■ Exercise directions
Set down the whole listing verbatim.

Stored data entries
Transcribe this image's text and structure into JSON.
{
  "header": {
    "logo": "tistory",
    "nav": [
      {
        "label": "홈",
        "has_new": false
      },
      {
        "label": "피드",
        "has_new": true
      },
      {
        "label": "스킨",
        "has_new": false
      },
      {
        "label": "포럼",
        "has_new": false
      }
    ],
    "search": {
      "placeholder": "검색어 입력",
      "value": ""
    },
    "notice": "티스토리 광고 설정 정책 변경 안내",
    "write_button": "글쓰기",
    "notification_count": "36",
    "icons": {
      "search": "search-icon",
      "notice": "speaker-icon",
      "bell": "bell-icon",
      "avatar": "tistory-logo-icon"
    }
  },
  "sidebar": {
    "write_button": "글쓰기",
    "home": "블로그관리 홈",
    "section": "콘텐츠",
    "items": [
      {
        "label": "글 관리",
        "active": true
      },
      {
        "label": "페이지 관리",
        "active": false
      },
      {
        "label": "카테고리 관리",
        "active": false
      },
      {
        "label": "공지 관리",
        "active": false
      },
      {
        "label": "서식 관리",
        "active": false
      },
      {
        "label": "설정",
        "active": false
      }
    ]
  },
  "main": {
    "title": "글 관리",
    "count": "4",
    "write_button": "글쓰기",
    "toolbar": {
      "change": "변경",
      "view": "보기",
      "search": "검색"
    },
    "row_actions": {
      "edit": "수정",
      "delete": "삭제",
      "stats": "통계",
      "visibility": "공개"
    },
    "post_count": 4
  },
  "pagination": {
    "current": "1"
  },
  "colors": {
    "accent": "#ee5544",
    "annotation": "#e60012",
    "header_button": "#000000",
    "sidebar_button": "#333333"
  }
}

■ Worked answer
Transcribe this image's text and structure into JSON.
{
  "header": {
    "logo": "tistory",
    "nav": [
      {
        "label": "홈",
        "has_new": false
      },
      {
        "label": "피드",
        "has_new": true
      },
      {
        "label": "스킨",
        "has_new": false
      },
      {
        "label": "포럼",
        "has_new": false
      }
    ],
    "search": {
      "placeholder": "검색어 입력",
      "value": ""
    },
    "notice": "티스토리 광고 설정 정책 변경 안내",
    "write_button": "글쓰기",
    "notification_count": "36",
    "icons": {
      "search": "search-icon",
      "notice": "speaker-icon",
      "bell": "bell-icon",
      "avatar": "tistory-logo-icon"
    }
  },
  "sidebar": {
    "write_button": "글쓰기",
    "home": "블로그관리 홈",
    "section": "콘텐츠",
    "items": [
      {
        "label": "글 관리",
        "active": true
      },
      {
        "label": "페이지 관리",
        "active": false
      },
      {
        "label": "카테고리 관리",
        "active": false
      },
      {
        "label": "공지 관리",
        "active": false
      },
      {
        "label": "서식 관리",
        "active": false
      },
      {
        "label": "설정",
        "active": false
      }
    ]
  },
  "main": {
    "title": "글 관리",
    "count": "4",
    "write_button": "글쓰기",
    "toolbar": {
      "change": "변경",
      "view": "보기",
      "search": "검색"
    },
    "row_actions": {
      "edit": "수정",
      "delete": "삭제",
      "stats": "통계",
      "visibility": "공개"
    },
    "post_count": 4
  },
  "pagination": {
    "current": "1"
  },
  "colors": {
    "accent": "#ee5544",
    "annotation": "#e60012",
    "header_button": "#000000",
    "sidebar_button": "#333333"
  }
}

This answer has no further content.